Work to be completed:
Select the lines below containing the word "help".

Records to process:
=-=-=-=-=

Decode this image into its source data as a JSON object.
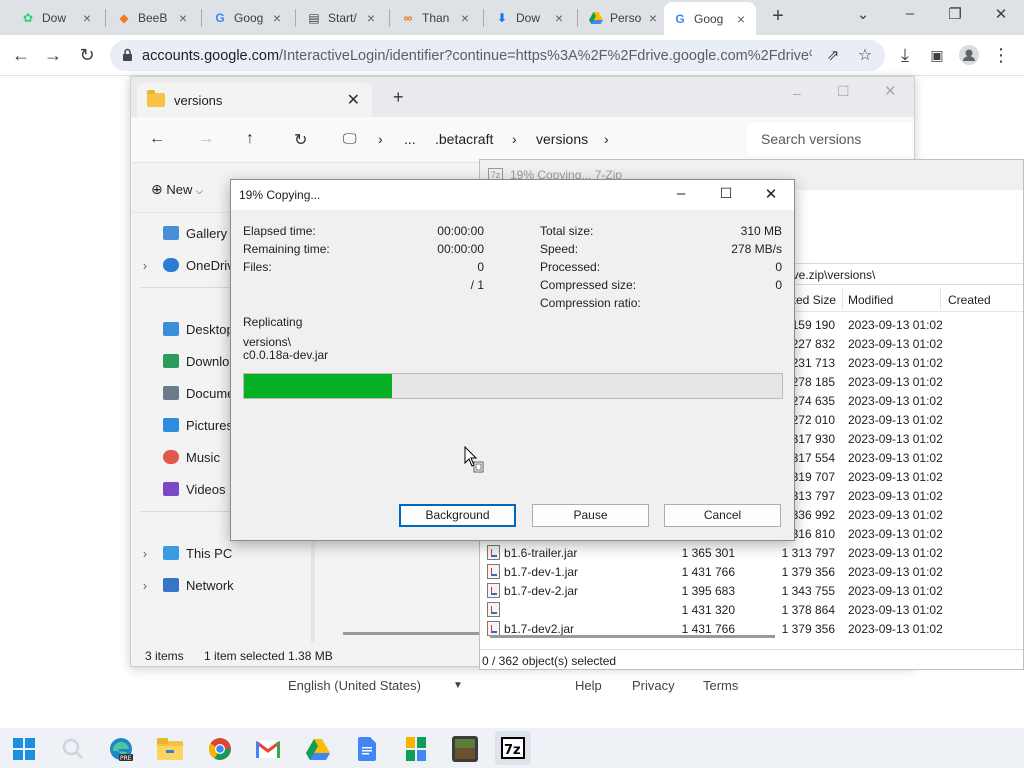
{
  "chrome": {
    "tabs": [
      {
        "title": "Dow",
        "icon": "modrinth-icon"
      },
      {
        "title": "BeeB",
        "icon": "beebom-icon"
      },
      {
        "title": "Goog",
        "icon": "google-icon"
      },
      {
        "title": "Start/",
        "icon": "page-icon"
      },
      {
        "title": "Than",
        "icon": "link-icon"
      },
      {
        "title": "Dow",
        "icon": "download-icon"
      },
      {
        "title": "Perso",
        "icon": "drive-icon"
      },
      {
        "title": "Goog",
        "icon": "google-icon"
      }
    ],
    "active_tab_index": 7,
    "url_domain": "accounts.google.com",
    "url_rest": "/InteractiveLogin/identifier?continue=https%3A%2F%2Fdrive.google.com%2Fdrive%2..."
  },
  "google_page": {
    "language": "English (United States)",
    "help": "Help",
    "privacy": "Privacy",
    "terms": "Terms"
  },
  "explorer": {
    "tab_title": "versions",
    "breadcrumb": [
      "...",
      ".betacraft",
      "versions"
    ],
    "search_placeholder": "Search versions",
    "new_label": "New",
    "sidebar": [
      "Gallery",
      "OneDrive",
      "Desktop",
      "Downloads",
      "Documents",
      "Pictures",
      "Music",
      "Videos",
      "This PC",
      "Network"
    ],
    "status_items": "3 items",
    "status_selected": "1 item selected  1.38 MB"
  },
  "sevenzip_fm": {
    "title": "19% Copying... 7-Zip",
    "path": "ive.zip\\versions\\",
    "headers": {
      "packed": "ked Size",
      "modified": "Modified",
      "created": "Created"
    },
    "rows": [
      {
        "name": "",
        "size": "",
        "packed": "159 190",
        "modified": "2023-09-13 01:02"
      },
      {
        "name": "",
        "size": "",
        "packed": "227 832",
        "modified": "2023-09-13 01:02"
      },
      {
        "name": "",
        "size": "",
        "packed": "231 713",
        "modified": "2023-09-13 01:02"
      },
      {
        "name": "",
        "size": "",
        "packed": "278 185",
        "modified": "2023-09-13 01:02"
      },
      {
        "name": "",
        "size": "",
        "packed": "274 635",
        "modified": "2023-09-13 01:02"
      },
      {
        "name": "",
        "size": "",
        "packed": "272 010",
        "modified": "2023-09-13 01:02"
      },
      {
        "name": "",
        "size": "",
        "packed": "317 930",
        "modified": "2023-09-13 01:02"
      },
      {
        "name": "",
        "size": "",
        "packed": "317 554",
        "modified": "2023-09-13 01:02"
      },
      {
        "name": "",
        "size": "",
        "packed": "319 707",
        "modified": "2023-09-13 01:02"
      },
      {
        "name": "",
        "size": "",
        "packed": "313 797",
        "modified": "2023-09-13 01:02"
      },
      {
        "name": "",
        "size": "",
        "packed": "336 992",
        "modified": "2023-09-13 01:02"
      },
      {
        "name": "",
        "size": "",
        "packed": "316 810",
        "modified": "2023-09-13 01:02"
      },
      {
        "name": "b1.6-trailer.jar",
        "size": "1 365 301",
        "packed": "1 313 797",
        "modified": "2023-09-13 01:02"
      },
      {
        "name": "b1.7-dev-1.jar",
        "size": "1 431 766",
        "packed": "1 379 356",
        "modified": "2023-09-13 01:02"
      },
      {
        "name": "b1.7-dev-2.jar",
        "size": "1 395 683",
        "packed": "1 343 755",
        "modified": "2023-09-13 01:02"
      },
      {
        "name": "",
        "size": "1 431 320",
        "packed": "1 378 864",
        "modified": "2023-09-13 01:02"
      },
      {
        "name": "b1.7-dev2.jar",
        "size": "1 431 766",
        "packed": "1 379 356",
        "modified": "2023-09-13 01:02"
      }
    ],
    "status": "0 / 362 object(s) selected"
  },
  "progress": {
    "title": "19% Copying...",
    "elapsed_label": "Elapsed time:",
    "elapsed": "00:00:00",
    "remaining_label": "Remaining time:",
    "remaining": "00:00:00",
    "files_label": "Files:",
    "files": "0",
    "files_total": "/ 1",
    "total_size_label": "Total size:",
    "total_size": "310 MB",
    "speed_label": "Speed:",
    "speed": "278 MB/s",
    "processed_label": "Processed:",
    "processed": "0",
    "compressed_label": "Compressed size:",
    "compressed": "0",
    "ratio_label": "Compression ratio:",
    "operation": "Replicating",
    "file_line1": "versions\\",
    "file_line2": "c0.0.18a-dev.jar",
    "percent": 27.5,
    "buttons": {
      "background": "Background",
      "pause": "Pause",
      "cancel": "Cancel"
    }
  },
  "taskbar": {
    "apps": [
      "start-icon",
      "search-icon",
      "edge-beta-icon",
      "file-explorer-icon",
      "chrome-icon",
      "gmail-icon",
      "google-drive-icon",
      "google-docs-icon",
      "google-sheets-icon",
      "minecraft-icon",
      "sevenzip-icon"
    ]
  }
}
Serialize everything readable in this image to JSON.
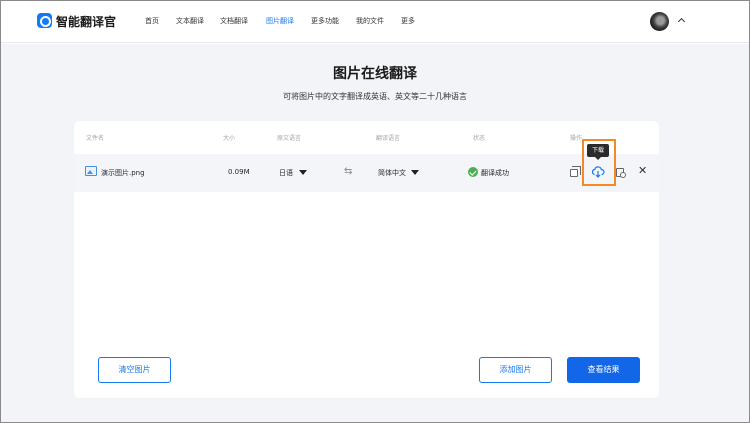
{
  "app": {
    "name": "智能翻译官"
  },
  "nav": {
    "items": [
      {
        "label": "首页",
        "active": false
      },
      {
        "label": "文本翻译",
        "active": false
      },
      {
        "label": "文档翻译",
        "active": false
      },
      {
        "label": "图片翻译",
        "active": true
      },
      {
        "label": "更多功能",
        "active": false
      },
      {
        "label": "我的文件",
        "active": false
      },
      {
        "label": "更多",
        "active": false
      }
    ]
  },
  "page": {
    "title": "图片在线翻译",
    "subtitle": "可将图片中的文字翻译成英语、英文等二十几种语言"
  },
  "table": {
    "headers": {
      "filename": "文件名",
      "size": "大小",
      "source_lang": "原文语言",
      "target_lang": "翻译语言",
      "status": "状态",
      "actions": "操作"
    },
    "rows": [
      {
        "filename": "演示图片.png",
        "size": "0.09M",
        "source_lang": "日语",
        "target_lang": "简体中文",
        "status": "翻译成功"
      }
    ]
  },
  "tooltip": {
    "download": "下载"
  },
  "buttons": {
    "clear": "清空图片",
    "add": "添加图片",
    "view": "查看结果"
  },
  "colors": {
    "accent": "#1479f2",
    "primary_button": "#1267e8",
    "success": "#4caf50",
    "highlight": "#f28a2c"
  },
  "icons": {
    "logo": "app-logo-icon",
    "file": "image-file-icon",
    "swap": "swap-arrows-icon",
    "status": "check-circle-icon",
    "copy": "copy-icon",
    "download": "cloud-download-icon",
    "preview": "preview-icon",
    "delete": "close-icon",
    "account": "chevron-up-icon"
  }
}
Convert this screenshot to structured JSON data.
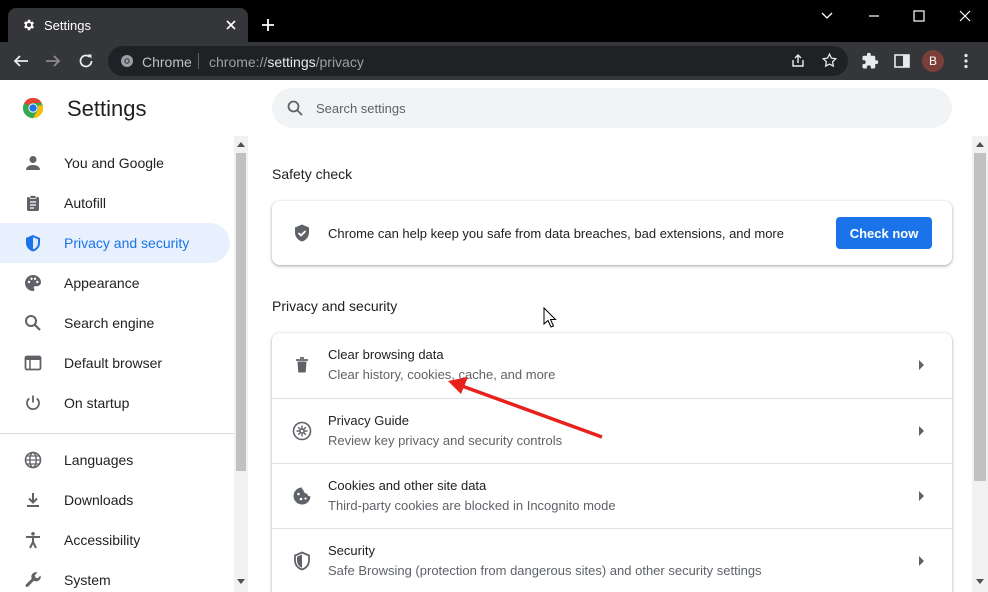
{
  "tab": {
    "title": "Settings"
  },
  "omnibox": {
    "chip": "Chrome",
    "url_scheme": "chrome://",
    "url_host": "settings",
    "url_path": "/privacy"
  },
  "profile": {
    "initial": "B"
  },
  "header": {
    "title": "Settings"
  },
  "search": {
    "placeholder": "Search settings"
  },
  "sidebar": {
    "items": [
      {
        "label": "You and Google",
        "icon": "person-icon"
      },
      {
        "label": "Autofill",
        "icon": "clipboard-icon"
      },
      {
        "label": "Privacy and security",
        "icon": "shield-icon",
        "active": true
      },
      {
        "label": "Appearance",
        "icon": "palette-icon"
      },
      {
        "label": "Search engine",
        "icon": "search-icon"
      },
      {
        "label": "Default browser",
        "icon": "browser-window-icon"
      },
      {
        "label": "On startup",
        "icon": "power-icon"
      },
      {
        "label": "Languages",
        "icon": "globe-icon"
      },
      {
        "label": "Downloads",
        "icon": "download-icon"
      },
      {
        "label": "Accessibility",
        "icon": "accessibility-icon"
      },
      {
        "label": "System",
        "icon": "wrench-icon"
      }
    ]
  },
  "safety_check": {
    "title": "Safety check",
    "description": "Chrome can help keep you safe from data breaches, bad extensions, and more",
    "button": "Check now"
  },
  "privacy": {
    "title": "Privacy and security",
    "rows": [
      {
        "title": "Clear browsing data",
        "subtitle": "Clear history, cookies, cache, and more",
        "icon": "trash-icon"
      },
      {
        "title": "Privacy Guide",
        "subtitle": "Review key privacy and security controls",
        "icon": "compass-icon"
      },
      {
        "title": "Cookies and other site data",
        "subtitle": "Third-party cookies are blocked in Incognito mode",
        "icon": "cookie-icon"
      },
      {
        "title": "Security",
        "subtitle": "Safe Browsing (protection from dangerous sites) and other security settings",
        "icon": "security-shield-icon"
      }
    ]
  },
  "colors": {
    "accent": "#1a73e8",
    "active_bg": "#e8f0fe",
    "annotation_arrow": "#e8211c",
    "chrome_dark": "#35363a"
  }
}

=-=-=-=-=

Solution to this task:
    "help": "Help",
    "description": "Chrome can help keep you safe from data breaches, bad extensions, and more",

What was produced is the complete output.